--- start ---

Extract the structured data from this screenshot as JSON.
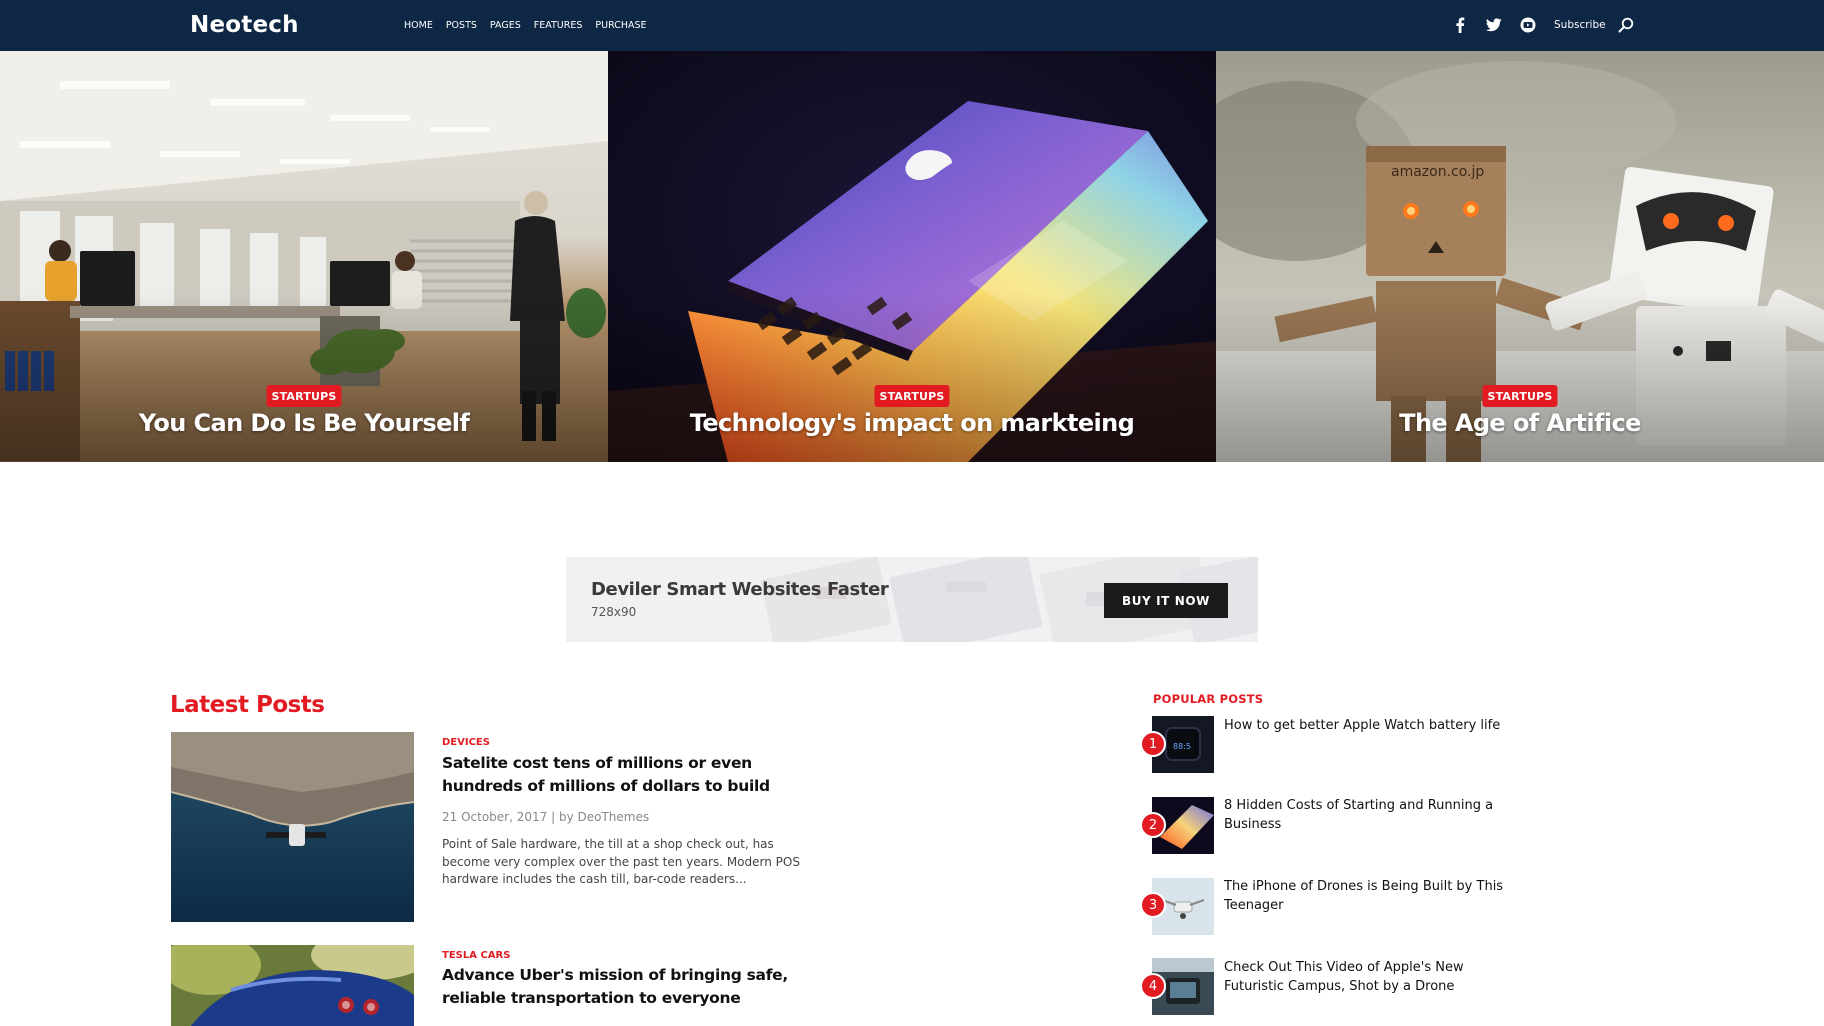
{
  "brand": {
    "logo": "Neotech"
  },
  "nav": {
    "items": [
      "HOME",
      "POSTS",
      "PAGES",
      "FEATURES",
      "PURCHASE"
    ],
    "subscribe_label": "Subscribe",
    "icons": [
      "facebook-icon",
      "twitter-icon",
      "youtube-icon",
      "search-icon"
    ]
  },
  "hero": [
    {
      "category": "STARTUPS",
      "title": "You Can Do Is Be Yourself"
    },
    {
      "category": "STARTUPS",
      "title": "Technology's impact on markteing"
    },
    {
      "category": "STARTUPS",
      "title": "The Age of Artifice"
    }
  ],
  "ad": {
    "title": "Deviler Smart Websites Faster",
    "size": "728x90",
    "button": "BUY IT NOW"
  },
  "latest": {
    "heading": "Latest Posts",
    "posts": [
      {
        "category": "DEVICES",
        "title": "Satelite cost tens of millions or even hundreds of millions of dollars to build",
        "meta": "21 October, 2017 | by DeoThemes",
        "excerpt": "Point of Sale hardware, the till at a shop check out, has become very complex over the past ten years. Modern POS hardware includes the cash till, bar-code readers..."
      },
      {
        "category": "TESLA CARS",
        "title": "Advance Uber's mission of bringing safe, reliable transportation to everyone"
      }
    ]
  },
  "popular": {
    "heading": "POPULAR POSTS",
    "items": [
      {
        "number": "1",
        "title": "How to get better Apple Watch battery life"
      },
      {
        "number": "2",
        "title": "8 Hidden Costs of Starting and Running a Business"
      },
      {
        "number": "3",
        "title": "The iPhone of Drones is Being Built by This Teenager"
      },
      {
        "number": "4",
        "title": "Check Out This Video of Apple's New Futuristic Campus, Shot by a Drone"
      }
    ]
  },
  "colors": {
    "nav_bg": "#0d2744",
    "accent": "#e21b23",
    "text": "#111111"
  }
}
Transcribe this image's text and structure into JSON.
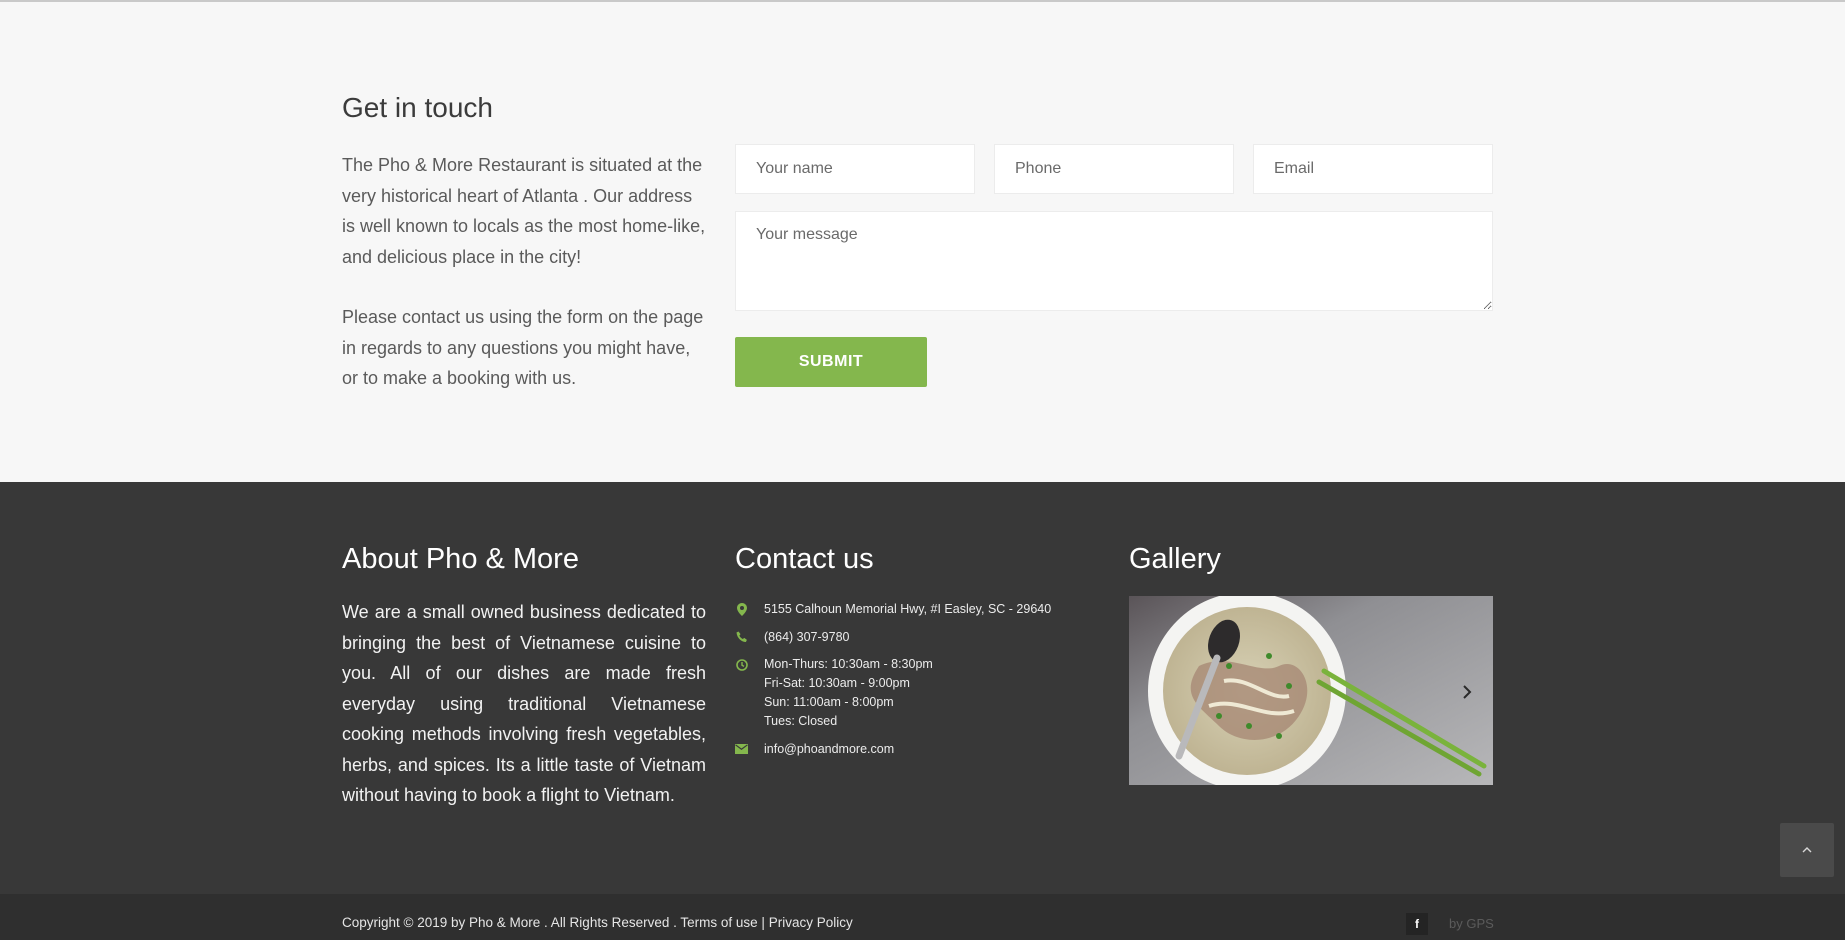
{
  "contact_section": {
    "heading": "Get in touch",
    "paragraph1": "The Pho & More Restaurant is situated at the very historical heart of Atlanta . Our address is well known to locals as the most home-like, and delicious place in the city!",
    "paragraph2": "Please contact us using the form on the page in regards to any questions you might have, or to make a booking with us.",
    "form": {
      "name_placeholder": "Your name",
      "phone_placeholder": "Phone",
      "email_placeholder": "Email",
      "message_placeholder": "Your message",
      "submit_label": "SUBMIT"
    }
  },
  "footer": {
    "about": {
      "title": "About Pho & More",
      "text": "We are a small owned business dedicated to bringing the best of Vietnamese cuisine to you. All of our dishes are made fresh everyday using traditional Vietnamese cooking methods involving fresh vegetables, herbs, and spices. Its a little taste of Vietnam without having to book a flight to Vietnam."
    },
    "contact": {
      "title": "Contact us",
      "address": "5155 Calhoun Memorial Hwy, #I Easley, SC - 29640",
      "phone": "(864) 307-9780",
      "hours": [
        "Mon-Thurs: 10:30am - 8:30pm",
        "Fri-Sat: 10:30am - 9:00pm",
        "Sun: 11:00am - 8:00pm",
        "Tues: Closed"
      ],
      "email": "info@phoandmore.com",
      "icons": [
        "map-marker-icon",
        "phone-icon",
        "clock-icon",
        "envelope-icon"
      ]
    },
    "gallery": {
      "title": "Gallery",
      "next_icon": "chevron-right-icon"
    }
  },
  "bottom_bar": {
    "copyright": "Copyright © 2019 by Pho & More . All Rights Reserved .",
    "terms_link": "Terms of use",
    "separator": "|",
    "privacy_link": "Privacy Policy",
    "social_label": "f",
    "credit": "by GPS"
  },
  "colors": {
    "accent": "#84b74d",
    "footer_bg": "#383838",
    "bottom_bar_bg": "#2f2f2f",
    "section_bg": "#f7f7f7"
  }
}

--- end ---

▸ Exercise description:
Of the lines above, copy each that contains "bringing".

▸ Solution for this exercise:
        "title": "Advance Uber's mission of bringing safe, reliable transportation to everyone"
      "text": "We are a small owned business dedicated to bringing the best of Vietnamese cuisine to you. All of our dishes are made fresh everyday using traditional Vietnamese cooking methods involving fresh vegetables, herbs, and spices. Its a little taste of Vietnam without having to book a flight to Vietnam."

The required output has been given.